▸ **Requirement**
Search the material below for the string "Output" and extract each line that has it.
§ §
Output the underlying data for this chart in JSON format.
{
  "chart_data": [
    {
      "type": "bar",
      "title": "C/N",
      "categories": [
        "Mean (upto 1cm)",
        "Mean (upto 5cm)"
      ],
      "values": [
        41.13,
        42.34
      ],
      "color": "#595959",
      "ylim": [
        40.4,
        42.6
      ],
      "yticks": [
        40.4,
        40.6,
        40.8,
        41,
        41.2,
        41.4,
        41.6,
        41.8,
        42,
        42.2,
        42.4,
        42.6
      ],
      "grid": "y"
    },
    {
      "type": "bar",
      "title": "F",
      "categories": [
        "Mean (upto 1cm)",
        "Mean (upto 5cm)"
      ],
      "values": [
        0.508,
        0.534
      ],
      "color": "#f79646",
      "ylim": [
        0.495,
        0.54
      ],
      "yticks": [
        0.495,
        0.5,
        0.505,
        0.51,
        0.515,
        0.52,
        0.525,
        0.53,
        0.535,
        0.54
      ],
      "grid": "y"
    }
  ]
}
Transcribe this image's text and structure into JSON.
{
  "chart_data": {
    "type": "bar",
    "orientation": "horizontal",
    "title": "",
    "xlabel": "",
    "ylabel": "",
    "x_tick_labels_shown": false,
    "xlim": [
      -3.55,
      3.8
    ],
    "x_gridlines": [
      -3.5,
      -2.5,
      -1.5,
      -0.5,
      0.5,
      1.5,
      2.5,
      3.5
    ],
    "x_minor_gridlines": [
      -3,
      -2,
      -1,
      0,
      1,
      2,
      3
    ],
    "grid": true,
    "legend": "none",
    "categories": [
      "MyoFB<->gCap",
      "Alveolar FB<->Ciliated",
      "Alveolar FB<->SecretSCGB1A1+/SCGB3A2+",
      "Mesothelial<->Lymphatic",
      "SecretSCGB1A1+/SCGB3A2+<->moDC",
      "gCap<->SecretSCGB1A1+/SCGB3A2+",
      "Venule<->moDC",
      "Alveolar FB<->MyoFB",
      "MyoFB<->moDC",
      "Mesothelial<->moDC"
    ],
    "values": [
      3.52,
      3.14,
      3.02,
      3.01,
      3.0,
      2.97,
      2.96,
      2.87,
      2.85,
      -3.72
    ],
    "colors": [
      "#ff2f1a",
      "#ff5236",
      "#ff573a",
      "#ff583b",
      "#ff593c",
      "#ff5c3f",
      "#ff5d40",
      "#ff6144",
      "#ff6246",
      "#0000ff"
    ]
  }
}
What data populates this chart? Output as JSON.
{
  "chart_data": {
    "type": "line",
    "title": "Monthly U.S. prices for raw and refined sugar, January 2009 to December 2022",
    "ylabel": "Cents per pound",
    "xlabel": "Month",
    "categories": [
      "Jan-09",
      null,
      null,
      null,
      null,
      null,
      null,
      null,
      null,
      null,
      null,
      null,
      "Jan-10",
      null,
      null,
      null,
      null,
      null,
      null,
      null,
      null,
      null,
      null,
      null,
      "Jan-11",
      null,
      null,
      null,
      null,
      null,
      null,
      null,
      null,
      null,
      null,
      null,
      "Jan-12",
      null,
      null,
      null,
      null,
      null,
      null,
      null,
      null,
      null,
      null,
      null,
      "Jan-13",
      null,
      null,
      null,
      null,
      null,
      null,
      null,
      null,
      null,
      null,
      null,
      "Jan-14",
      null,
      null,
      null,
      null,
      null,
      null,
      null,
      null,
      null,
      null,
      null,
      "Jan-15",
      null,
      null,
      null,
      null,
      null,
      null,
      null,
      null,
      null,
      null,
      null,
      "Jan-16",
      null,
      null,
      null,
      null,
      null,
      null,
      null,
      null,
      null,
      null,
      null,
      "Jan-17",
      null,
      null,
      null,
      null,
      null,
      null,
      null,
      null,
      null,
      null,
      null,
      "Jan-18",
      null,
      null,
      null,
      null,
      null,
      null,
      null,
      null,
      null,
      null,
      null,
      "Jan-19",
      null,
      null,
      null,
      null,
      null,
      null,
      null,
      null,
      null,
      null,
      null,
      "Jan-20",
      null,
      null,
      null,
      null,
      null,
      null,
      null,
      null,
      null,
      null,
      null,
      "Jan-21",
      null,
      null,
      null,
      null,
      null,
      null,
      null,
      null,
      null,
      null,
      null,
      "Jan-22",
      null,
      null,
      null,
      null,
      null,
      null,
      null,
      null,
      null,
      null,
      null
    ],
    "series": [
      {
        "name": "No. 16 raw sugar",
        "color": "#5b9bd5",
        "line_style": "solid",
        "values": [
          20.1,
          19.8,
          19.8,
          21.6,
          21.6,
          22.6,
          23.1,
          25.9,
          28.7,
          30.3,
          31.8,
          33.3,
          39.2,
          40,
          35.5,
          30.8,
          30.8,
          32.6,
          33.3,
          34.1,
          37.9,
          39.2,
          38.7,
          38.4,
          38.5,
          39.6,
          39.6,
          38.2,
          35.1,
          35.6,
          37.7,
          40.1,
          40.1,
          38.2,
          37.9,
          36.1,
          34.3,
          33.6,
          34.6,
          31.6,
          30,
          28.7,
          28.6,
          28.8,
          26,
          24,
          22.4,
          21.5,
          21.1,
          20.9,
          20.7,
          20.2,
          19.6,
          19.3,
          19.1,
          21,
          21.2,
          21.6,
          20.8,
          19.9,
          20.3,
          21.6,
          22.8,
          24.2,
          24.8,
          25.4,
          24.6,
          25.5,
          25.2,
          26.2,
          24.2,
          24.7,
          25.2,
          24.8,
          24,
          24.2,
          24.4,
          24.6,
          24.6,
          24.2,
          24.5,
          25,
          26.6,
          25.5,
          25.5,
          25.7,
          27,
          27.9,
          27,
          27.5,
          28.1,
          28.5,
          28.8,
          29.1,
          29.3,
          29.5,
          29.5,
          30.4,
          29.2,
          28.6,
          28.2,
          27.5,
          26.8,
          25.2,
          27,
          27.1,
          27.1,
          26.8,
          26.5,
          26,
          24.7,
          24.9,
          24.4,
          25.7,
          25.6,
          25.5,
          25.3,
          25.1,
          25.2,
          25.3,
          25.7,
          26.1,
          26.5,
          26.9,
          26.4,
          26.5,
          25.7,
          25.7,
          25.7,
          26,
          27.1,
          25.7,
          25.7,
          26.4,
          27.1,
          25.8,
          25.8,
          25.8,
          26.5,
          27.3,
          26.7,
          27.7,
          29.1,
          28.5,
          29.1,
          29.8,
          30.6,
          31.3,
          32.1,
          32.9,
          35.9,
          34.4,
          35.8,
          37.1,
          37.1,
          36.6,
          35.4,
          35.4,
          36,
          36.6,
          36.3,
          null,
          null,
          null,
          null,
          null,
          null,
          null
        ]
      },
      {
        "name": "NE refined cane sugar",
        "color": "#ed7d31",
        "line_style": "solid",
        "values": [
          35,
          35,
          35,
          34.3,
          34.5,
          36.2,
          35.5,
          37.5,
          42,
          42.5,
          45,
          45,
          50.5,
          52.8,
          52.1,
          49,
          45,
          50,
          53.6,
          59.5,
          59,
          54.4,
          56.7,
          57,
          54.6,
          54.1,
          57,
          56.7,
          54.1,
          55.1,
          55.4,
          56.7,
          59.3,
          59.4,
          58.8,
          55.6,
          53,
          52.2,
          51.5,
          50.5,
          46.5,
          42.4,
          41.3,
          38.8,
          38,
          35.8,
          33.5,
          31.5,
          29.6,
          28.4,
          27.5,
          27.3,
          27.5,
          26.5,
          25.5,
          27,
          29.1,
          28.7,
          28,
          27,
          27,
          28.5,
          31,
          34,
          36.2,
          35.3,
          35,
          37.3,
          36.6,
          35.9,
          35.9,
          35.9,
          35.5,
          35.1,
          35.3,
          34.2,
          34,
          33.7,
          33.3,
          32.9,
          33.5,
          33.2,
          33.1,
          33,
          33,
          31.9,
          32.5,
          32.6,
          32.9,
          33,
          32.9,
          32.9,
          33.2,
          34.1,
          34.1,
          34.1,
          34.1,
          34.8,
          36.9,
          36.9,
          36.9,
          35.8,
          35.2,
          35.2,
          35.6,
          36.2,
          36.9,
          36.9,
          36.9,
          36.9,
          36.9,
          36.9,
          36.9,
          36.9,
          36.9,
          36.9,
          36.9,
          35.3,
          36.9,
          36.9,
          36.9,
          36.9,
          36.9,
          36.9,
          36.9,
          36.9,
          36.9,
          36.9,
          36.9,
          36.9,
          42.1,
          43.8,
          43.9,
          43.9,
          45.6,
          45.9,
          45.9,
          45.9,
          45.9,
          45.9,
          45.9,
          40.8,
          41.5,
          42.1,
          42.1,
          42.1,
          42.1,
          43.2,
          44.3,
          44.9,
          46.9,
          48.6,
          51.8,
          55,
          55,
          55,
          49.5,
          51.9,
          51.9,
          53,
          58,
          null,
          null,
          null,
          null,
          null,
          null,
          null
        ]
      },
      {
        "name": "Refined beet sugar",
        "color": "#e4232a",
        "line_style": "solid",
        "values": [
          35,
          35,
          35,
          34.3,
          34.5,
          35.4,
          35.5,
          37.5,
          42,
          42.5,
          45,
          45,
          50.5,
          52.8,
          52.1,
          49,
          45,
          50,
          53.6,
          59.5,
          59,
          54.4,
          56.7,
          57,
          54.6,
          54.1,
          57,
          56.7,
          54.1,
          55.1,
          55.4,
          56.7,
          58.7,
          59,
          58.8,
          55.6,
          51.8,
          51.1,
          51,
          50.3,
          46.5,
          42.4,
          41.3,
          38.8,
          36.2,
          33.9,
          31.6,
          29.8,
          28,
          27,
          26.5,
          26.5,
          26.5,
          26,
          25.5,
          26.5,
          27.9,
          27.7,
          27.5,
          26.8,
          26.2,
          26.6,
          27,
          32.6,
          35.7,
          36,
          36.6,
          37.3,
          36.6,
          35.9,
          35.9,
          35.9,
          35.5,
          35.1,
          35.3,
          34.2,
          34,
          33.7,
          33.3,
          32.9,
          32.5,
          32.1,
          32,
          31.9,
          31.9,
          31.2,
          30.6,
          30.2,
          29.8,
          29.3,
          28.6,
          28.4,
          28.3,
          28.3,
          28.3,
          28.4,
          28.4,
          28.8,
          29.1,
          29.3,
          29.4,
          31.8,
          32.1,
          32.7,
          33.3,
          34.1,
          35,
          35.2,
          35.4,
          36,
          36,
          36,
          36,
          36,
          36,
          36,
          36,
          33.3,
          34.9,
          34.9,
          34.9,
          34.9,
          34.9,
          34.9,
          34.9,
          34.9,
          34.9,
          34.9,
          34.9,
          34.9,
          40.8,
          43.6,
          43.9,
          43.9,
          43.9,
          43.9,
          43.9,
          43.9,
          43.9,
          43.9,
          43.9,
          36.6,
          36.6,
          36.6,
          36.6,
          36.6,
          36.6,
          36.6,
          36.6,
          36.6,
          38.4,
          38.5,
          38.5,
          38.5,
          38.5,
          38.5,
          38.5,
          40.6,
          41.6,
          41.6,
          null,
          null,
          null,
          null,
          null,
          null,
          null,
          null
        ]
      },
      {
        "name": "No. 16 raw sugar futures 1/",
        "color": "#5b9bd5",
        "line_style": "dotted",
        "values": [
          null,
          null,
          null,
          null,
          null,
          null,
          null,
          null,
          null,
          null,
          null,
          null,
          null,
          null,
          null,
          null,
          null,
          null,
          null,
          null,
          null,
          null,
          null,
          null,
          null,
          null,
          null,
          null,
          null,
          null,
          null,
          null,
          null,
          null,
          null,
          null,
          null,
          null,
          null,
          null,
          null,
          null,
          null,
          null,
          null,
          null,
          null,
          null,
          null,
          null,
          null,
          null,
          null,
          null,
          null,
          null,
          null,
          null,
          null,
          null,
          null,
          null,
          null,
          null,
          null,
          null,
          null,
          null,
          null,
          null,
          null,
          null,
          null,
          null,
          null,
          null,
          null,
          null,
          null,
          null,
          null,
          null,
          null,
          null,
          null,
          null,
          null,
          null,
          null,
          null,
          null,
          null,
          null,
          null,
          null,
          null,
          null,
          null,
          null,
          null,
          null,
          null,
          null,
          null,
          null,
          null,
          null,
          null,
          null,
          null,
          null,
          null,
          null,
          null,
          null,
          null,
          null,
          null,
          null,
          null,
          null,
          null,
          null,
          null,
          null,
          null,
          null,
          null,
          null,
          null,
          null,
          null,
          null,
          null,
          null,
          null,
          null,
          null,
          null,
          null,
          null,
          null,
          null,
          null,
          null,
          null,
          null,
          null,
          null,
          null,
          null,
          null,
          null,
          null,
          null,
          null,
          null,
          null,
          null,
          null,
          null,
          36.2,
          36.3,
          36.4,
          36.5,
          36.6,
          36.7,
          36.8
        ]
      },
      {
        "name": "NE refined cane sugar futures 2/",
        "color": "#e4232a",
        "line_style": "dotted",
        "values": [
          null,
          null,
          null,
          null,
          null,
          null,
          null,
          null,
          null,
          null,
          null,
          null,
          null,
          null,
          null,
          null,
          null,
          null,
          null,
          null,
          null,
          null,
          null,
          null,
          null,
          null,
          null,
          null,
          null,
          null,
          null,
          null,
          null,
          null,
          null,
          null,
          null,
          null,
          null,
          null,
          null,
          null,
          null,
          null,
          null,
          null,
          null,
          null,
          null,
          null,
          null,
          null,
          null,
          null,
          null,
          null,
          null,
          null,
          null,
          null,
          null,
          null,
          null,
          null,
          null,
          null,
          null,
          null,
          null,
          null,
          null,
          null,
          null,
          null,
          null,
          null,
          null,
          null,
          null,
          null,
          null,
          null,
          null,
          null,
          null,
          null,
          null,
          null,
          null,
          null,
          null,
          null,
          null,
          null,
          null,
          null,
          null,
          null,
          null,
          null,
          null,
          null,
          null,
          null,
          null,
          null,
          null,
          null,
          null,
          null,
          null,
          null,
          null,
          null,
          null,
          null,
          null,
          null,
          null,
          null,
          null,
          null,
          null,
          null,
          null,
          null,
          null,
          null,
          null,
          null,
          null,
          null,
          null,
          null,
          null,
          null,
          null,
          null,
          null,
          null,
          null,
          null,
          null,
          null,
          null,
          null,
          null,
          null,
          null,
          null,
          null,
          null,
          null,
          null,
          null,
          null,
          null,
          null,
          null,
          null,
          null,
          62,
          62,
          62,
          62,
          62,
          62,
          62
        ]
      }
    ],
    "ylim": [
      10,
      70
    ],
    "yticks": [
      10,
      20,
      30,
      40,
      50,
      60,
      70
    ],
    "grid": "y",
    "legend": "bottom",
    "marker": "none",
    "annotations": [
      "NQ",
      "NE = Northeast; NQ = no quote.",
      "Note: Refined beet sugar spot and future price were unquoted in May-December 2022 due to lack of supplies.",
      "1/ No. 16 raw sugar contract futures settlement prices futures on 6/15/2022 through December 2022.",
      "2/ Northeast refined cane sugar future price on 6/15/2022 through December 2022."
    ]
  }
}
§ §
▸ **Answer to the exercise**
Output the underlying data for this chart in JSON format.
What data populates this chart? Output as JSON.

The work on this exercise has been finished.